*Exercise instructions*. Take the records underneath and set them down exactly.

-- Dataset excerpts start --

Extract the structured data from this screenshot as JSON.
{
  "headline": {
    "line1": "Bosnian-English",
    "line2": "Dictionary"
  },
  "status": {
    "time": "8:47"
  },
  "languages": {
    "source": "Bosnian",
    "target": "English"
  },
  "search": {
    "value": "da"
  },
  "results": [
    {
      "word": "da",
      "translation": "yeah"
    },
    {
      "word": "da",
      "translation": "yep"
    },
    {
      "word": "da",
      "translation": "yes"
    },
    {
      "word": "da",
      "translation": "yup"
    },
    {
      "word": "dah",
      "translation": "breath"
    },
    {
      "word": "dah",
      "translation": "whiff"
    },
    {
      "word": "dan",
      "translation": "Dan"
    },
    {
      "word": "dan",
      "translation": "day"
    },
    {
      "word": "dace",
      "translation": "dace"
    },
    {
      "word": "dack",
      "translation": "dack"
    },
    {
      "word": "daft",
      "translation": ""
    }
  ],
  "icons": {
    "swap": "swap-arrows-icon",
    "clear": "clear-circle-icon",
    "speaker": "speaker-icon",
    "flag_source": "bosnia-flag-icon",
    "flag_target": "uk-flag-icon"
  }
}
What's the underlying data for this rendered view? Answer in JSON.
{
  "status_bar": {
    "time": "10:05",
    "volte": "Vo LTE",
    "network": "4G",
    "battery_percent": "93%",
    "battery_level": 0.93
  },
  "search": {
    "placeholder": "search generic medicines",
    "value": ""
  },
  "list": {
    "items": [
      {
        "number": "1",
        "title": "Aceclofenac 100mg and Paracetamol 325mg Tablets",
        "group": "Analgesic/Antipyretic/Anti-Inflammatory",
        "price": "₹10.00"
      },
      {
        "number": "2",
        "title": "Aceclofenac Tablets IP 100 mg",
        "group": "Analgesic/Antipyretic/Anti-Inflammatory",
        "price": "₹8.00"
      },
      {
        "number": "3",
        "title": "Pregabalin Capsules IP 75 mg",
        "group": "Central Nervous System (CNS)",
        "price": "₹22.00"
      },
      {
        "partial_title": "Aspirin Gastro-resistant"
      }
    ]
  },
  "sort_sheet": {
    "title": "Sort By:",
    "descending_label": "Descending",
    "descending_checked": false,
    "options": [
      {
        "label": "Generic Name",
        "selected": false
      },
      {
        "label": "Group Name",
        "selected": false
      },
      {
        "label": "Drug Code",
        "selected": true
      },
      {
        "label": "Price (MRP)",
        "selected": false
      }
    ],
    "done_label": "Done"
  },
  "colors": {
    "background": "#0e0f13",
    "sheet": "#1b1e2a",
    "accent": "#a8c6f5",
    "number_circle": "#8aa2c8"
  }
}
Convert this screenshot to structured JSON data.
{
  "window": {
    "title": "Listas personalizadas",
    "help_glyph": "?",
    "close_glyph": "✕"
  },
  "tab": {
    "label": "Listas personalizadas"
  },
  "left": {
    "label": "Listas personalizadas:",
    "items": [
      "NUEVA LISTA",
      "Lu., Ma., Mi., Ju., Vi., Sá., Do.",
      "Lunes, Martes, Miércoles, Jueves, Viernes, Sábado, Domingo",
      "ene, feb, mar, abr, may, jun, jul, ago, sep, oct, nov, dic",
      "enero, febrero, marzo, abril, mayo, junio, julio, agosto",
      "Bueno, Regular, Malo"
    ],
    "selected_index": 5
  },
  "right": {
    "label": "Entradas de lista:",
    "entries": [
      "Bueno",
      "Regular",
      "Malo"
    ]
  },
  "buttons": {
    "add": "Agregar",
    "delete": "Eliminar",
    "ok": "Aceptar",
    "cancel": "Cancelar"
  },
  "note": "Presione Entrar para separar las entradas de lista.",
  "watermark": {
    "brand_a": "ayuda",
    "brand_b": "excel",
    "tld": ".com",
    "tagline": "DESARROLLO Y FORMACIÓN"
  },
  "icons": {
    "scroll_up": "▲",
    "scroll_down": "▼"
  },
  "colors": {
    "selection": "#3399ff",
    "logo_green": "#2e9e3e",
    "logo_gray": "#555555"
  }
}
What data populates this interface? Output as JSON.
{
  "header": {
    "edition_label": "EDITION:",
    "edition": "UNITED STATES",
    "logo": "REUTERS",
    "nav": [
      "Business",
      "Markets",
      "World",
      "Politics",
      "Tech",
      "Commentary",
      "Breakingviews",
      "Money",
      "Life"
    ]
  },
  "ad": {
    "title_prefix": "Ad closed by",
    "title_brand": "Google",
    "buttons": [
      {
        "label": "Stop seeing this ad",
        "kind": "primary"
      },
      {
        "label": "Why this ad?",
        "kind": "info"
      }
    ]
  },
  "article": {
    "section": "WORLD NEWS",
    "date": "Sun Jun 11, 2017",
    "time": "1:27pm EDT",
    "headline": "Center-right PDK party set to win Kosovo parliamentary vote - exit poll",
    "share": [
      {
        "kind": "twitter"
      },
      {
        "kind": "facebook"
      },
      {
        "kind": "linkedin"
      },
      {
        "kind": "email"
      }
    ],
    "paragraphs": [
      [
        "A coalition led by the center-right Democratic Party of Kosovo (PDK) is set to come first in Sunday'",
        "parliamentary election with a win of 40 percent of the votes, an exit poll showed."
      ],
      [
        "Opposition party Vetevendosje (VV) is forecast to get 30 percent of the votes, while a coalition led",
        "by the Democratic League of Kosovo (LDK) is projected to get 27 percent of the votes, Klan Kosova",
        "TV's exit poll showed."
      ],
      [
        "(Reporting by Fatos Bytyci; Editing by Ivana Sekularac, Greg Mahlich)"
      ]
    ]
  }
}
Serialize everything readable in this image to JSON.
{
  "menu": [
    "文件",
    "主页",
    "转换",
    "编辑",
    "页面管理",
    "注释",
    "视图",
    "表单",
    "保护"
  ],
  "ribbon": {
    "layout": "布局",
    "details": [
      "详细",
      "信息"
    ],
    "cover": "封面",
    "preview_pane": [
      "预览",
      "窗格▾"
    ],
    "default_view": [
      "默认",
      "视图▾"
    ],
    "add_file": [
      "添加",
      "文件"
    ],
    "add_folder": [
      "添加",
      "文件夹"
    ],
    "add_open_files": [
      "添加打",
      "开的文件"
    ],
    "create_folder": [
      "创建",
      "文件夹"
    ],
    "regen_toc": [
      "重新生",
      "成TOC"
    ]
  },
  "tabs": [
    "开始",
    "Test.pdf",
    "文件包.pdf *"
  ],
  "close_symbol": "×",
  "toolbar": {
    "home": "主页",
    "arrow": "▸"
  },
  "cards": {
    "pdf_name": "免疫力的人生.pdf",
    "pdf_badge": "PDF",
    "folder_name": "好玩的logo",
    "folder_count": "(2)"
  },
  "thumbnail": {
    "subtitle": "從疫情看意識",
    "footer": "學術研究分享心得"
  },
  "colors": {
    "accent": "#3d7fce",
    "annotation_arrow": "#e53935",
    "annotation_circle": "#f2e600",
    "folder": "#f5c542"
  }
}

-- Dataset excerpts end --

*Response to the task*.
Extract the structured data from this screenshot as JSON.
{
  "headline": {
    "line1": "Bosnian-English",
    "line2": "Dictionary"
  },
  "status": {
    "time": "8:47"
  },
  "languages": {
    "source": "Bosnian",
    "target": "English"
  },
  "search": {
    "value": "da"
  },
  "results": [
    {
      "word": "da",
      "translation": "yeah"
    },
    {
      "word": "da",
      "translation": "yep"
    },
    {
      "word": "da",
      "translation": "yes"
    },
    {
      "word": "da",
      "translation": "yup"
    },
    {
      "word": "dah",
      "translation": "breath"
    },
    {
      "word": "dah",
      "translation": "whiff"
    },
    {
      "word": "dan",
      "translation": "Dan"
    },
    {
      "word": "dan",
      "translation": "day"
    },
    {
      "word": "dace",
      "translation": "dace"
    },
    {
      "word": "dack",
      "translation": "dack"
    },
    {
      "word": "daft",
      "translation": ""
    }
  ],
  "icons": {
    "swap": "swap-arrows-icon",
    "clear": "clear-circle-icon",
    "speaker": "speaker-icon",
    "flag_source": "bosnia-flag-icon",
    "flag_target": "uk-flag-icon"
  }
}
What's the underlying data for this rendered view? Answer in JSON.
{
  "status_bar": {
    "time": "10:05",
    "volte": "Vo LTE",
    "network": "4G",
    "battery_percent": "93%",
    "battery_level": 0.93
  },
  "search": {
    "placeholder": "search generic medicines",
    "value": ""
  },
  "list": {
    "items": [
      {
        "number": "1",
        "title": "Aceclofenac 100mg and Paracetamol 325mg Tablets",
        "group": "Analgesic/Antipyretic/Anti-Inflammatory",
        "price": "₹10.00"
      },
      {
        "number": "2",
        "title": "Aceclofenac Tablets IP 100 mg",
        "group": "Analgesic/Antipyretic/Anti-Inflammatory",
        "price": "₹8.00"
      },
      {
        "number": "3",
        "title": "Pregabalin Capsules IP 75 mg",
        "group": "Central Nervous System (CNS)",
        "price": "₹22.00"
      },
      {
        "partial_title": "Aspirin Gastro-resistant"
      }
    ]
  },
  "sort_sheet": {
    "title": "Sort By:",
    "descending_label": "Descending",
    "descending_checked": false,
    "options": [
      {
        "label": "Generic Name",
        "selected": false
      },
      {
        "label": "Group Name",
        "selected": false
      },
      {
        "label": "Drug Code",
        "selected": true
      },
      {
        "label": "Price (MRP)",
        "selected": false
      }
    ],
    "done_label": "Done"
  },
  "colors": {
    "background": "#0e0f13",
    "sheet": "#1b1e2a",
    "accent": "#a8c6f5",
    "number_circle": "#8aa2c8"
  }
}
Convert this screenshot to structured JSON data.
{
  "window": {
    "title": "Listas personalizadas",
    "help_glyph": "?",
    "close_glyph": "✕"
  },
  "tab": {
    "label": "Listas personalizadas"
  },
  "left": {
    "label": "Listas personalizadas:",
    "items": [
      "NUEVA LISTA",
      "Lu., Ma., Mi., Ju., Vi., Sá., Do.",
      "Lunes, Martes, Miércoles, Jueves, Viernes, Sábado, Domingo",
      "ene, feb, mar, abr, may, jun, jul, ago, sep, oct, nov, dic",
      "enero, febrero, marzo, abril, mayo, junio, julio, agosto",
      "Bueno, Regular, Malo"
    ],
    "selected_index": 5
  },
  "right": {
    "label": "Entradas de lista:",
    "entries": [
      "Bueno",
      "Regular",
      "Malo"
    ]
  },
  "buttons": {
    "add": "Agregar",
    "delete": "Eliminar",
    "ok": "Aceptar",
    "cancel": "Cancelar"
  },
  "note": "Presione Entrar para separar las entradas de lista.",
  "watermark": {
    "brand_a": "ayuda",
    "brand_b": "excel",
    "tld": ".com",
    "tagline": "DESARROLLO Y FORMACIÓN"
  },
  "icons": {
    "scroll_up": "▲",
    "scroll_down": "▼"
  },
  "colors": {
    "selection": "#3399ff",
    "logo_green": "#2e9e3e",
    "logo_gray": "#555555"
  }
}
What data populates this interface? Output as JSON.
{
  "header": {
    "edition_label": "EDITION:",
    "edition": "UNITED STATES",
    "logo": "REUTERS",
    "nav": [
      "Business",
      "Markets",
      "World",
      "Politics",
      "Tech",
      "Commentary",
      "Breakingviews",
      "Money",
      "Life"
    ]
  },
  "ad": {
    "title_prefix": "Ad closed by",
    "title_brand": "Google",
    "buttons": [
      {
        "label": "Stop seeing this ad",
        "kind": "primary"
      },
      {
        "label": "Why this ad?",
        "kind": "info"
      }
    ]
  },
  "article": {
    "section": "WORLD NEWS",
    "date": "Sun Jun 11, 2017",
    "time": "1:27pm EDT",
    "headline": "Center-right PDK party set to win Kosovo parliamentary vote - exit poll",
    "share": [
      {
        "kind": "twitter"
      },
      {
        "kind": "facebook"
      },
      {
        "kind": "linkedin"
      },
      {
        "kind": "email"
      }
    ],
    "paragraphs": [
      [
        "A coalition led by the center-right Democratic Party of Kosovo (PDK) is set to come first in Sunday'",
        "parliamentary election with a win of 40 percent of the votes, an exit poll showed."
      ],
      [
        "Opposition party Vetevendosje (VV) is forecast to get 30 percent of the votes, while a coalition led",
        "by the Democratic League of Kosovo (LDK) is projected to get 27 percent of the votes, Klan Kosova",
        "TV's exit poll showed."
      ],
      [
        "(Reporting by Fatos Bytyci; Editing by Ivana Sekularac, Greg Mahlich)"
      ]
    ]
  }
}
Serialize everything readable in this image to JSON.
{
  "menu": [
    "文件",
    "主页",
    "转换",
    "编辑",
    "页面管理",
    "注释",
    "视图",
    "表单",
    "保护"
  ],
  "ribbon": {
    "layout": "布局",
    "details": [
      "详细",
      "信息"
    ],
    "cover": "封面",
    "preview_pane": [
      "预览",
      "窗格▾"
    ],
    "default_view": [
      "默认",
      "视图▾"
    ],
    "add_file": [
      "添加",
      "文件"
    ],
    "add_folder": [
      "添加",
      "文件夹"
    ],
    "add_open_files": [
      "添加打",
      "开的文件"
    ],
    "create_folder": [
      "创建",
      "文件夹"
    ],
    "regen_toc": [
      "重新生",
      "成TOC"
    ]
  },
  "tabs": [
    "开始",
    "Test.pdf",
    "文件包.pdf *"
  ],
  "close_symbol": "×",
  "toolbar": {
    "home": "主页",
    "arrow": "▸"
  },
  "cards": {
    "pdf_name": "免疫力的人生.pdf",
    "pdf_badge": "PDF",
    "folder_name": "好玩的logo",
    "folder_count": "(2)"
  },
  "thumbnail": {
    "subtitle": "從疫情看意識",
    "footer": "學術研究分享心得"
  },
  "colors": {
    "accent": "#3d7fce",
    "annotation_arrow": "#e53935",
    "annotation_circle": "#f2e600",
    "folder": "#f5c542"
  }
}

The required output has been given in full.